* _Problem details_
Using the data below, copy every line that contains the word "Please".

* _Collected data_
————

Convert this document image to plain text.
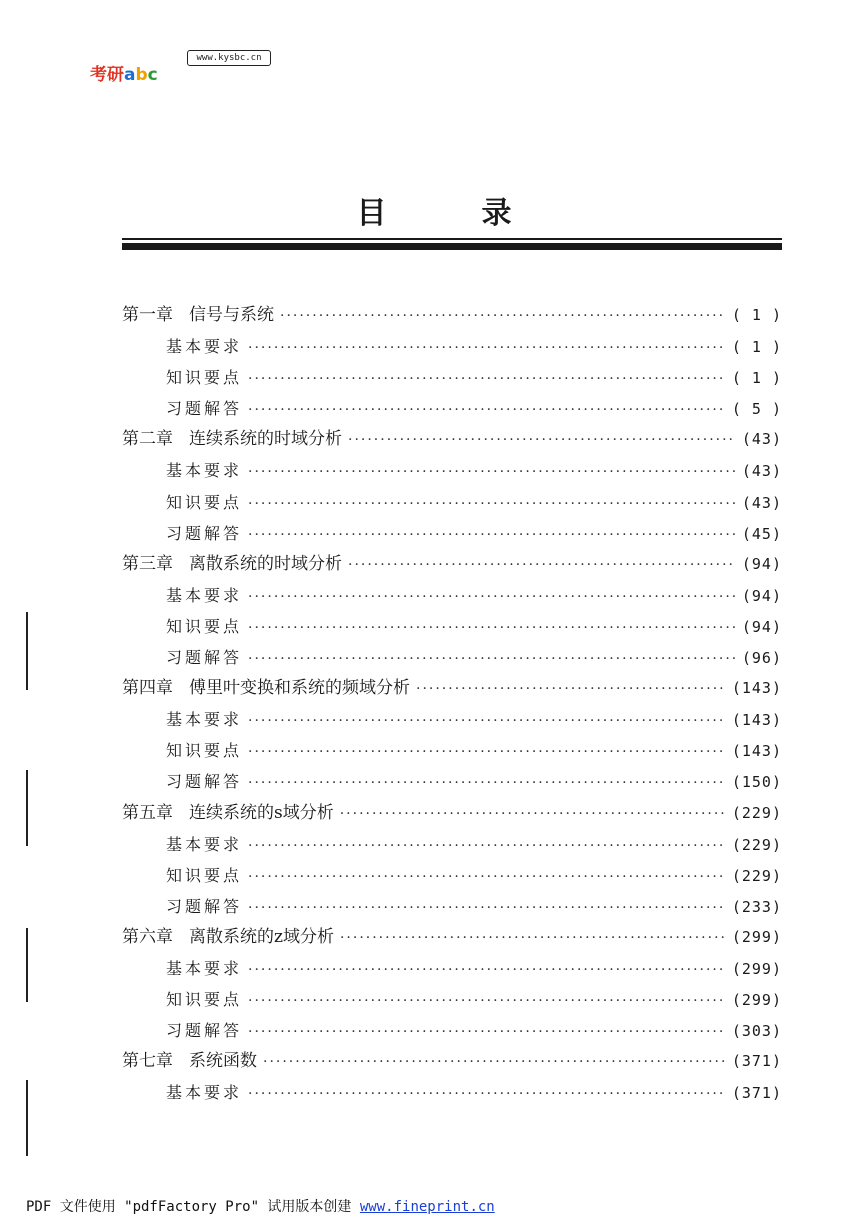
考研abc
www.kysbc.cn
目录
第一章 信号与系统 ·····	( 1 )
基本要求 ·····	( 1 )
知识要点 ·····	( 1 )
习题解答 ·····	( 5 )
第二章 连续系统的时域分析 ·····	(43)
基本要求 ·····	(43)
知识要点 ·····	(43)
习题解答 ·····	(45)
第三章 离散系统的时域分析 ·····	(94)
基本要求 ·····	(94)
知识要点 ·····	(94)
习题解答 ·····	(96)
第四章 傅里叶变换和系统的频域分析 ·····	(143)
基本要求 ·····	(143)
知识要点 ·····	(143)
习题解答 ·····	(150)
第五章 连续系统的s域分析 ·····	(229)
基本要求 ·····	(229)
知识要点 ·····	(229)
习题解答 ·····	(233)
第六章 离散系统的z域分析 ·····	(299)
基本要求 ·····	(299)
知识要点 ·····	(299)
习题解答 ·····	(303)
第七章 系统函数 ·····	(371)
基本要求 ·····	(371)
PDF 文件使用 "pdfFactory Pro" 试用版本创建 www.fineprint.cn
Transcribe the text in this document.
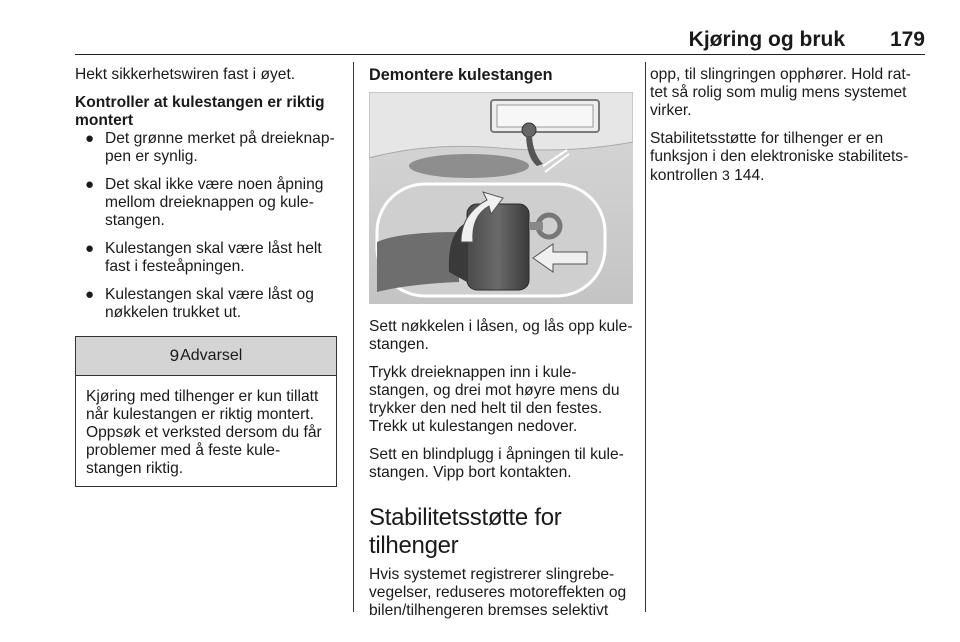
Kjøring og bruk 179

Hekt sikkerhetswiren fast i øyet.

Kontroller at kulestangen er riktig
montert
● Det grønne merket på dreieknap-
pen er synlig.
● Det skal ikke være noen åpning
mellom dreieknappen og kule-
stangen.
● Kulestangen skal være låst helt
fast i festeåpningen.
● Kulestangen skal være låst og
nøkkelen trukket ut.
9 Advarsel

Kjøring med tilhenger er kun tillatt

når kulestangen er riktig montert.

Oppsøk et verksted dersom du får

problemer med å feste kule-

stangen riktig.

Demontere kulestangen

Sett nøkkelen i låsen, og lås opp kule-
stangen.

Trykk dreieknappen inn i kule-
stangen, og drei mot høyre mens du
trykker den ned helt til den festes.
Trekk ut kulestangen nedover.

Sett en blindplugg i åpningen til kule-
stangen. Vipp bort kontakten.

Stabilitetsstøtte for tilhenger

Hvis systemet registrerer slingrebe-
vegelser, reduseres motoreffekten og
bilen/tilhengeren bremses selektivt

opp, til slingringen opphører. Hold rat-
tet så rolig som mulig mens systemet
virker.

Stabilitetsstøtte for tilhenger er en
funksjon i den elektroniske stabilitets-
kontrollen 3 144.
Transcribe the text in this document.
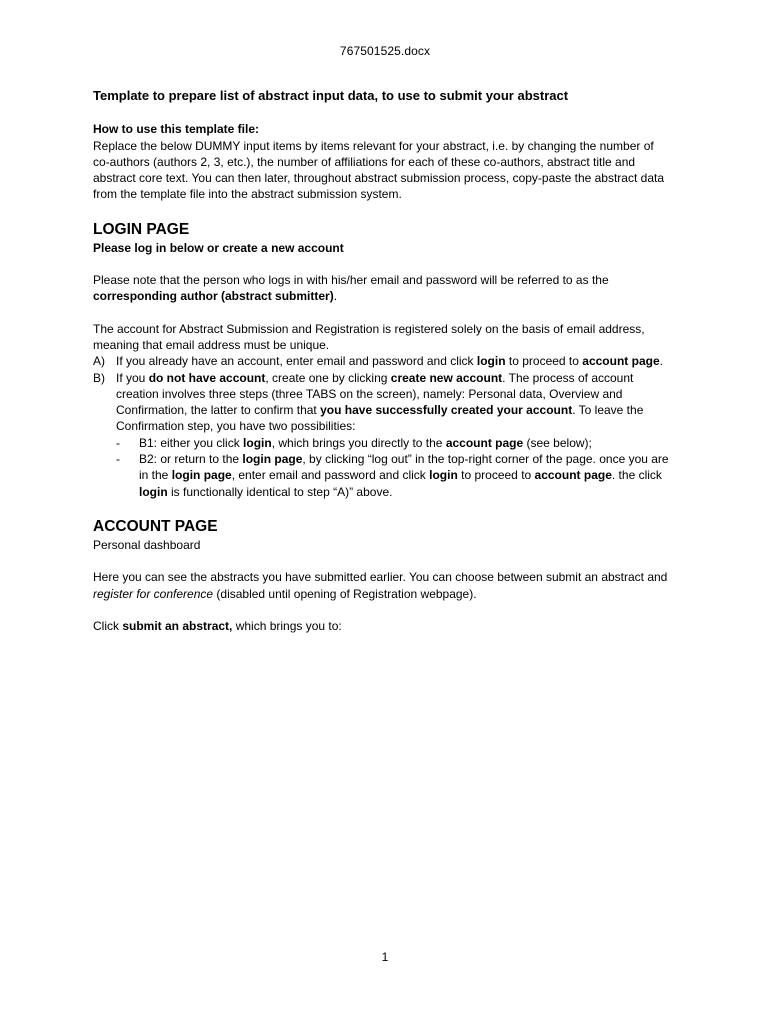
767501525.docx

Template to prepare list of abstract input data, to use to submit your abstract

How to use this template file:

Replace the below DUMMY input items by items relevant for your abstract, i.e. by changing the number of co-authors (authors 2, 3, etc.), the number of affiliations for each of these co-authors, abstract title and abstract core text. You can then later, throughout abstract submission process, copy-paste the abstract data from the template file into the abstract submission system.

LOGIN PAGE

Please log in below or create a new account

Please note that the person who logs in with his/her email and password will be referred to as the corresponding author (abstract submitter).

The account for Abstract Submission and Registration is registered solely on the basis of email address, meaning that email address must be unique.

A) If you already have an account, enter email and password and click login to proceed to account page.
B) If you do not have account, create one by clicking create new account. The process of account creation involves three steps (three TABS on the screen), namely: Personal data, Overview and Confirmation, the latter to confirm that you have successfully created your account. To leave the Confirmation step, you have two possibilities:
- B1: either you click login, which brings you directly to the account page (see below);
- B2: or return to the login page, by clicking “log out” in the top-right corner of the page. once you are in the login page, enter email and password and click login to proceed to account page. the click login is functionally identical to step “A)” above.

ACCOUNT PAGE

Personal dashboard

Here you can see the abstracts you have submitted earlier. You can choose between submit an abstract and register for conference (disabled until opening of Registration webpage).

Click submit an abstract, which brings you to:

1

————

* _Answer to the exercise_
Please log in below or create a new account
Please note that the person who logs in with his/her email and password will be referred to as the corresponding author (abstract submitter).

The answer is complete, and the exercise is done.